**Given instruction**. Examine each line of the data. Copy those that contain the string "chart".

**Input material**.
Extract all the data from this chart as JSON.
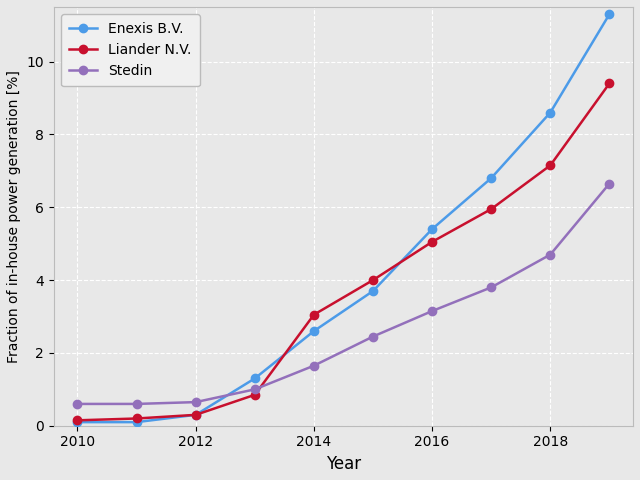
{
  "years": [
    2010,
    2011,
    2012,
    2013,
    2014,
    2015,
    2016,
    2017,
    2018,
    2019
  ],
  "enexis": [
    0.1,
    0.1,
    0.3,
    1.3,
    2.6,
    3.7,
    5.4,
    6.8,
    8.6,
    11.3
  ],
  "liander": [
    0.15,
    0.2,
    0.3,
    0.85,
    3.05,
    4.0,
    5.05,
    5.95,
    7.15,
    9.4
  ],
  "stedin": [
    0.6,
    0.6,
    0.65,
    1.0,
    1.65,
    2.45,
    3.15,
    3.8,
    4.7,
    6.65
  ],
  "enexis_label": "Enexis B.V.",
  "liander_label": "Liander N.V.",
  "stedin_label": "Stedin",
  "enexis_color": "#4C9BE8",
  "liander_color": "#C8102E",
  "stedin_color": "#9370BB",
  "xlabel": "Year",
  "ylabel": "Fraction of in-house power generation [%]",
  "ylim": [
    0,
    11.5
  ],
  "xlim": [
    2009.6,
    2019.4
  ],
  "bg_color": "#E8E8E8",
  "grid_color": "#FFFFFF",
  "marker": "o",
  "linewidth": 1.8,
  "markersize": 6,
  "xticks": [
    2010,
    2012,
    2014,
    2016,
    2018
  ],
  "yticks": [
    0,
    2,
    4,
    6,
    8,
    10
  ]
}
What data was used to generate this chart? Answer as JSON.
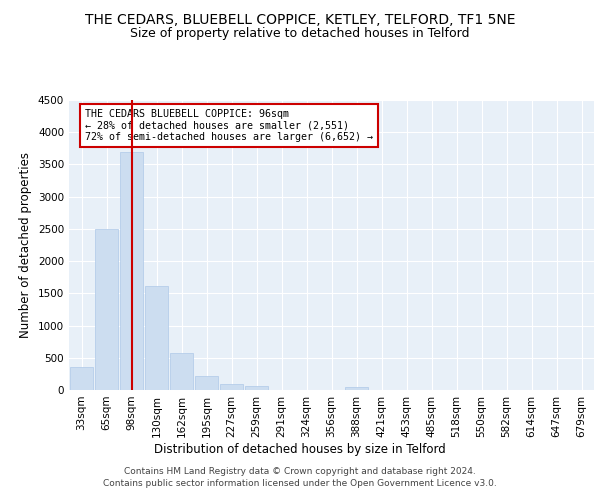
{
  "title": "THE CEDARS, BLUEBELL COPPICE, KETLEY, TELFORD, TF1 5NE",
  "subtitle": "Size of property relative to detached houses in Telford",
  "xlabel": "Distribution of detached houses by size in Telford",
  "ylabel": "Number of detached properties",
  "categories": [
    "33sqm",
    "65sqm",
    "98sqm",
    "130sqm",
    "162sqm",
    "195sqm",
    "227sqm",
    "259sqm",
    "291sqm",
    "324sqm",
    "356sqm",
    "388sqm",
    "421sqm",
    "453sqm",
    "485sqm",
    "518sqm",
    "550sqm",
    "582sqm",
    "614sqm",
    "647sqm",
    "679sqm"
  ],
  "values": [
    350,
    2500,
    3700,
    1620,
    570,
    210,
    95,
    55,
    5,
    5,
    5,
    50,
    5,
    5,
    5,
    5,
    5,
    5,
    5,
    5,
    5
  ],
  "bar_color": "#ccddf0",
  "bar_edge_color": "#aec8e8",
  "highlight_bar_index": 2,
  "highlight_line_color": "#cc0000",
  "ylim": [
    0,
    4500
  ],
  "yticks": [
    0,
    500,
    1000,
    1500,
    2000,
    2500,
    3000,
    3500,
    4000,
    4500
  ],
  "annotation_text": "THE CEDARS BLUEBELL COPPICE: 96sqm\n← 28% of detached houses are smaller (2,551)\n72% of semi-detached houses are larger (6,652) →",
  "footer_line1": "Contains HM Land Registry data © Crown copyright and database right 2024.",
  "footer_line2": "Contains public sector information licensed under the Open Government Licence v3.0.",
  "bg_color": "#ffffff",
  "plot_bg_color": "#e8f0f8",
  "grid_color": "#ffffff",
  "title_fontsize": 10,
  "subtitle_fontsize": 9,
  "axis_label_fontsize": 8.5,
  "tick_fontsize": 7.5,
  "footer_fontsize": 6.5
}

**Correct answer**.
Extract all the data from this chart as JSON.
What data was used to generate this chart? Answer as JSON.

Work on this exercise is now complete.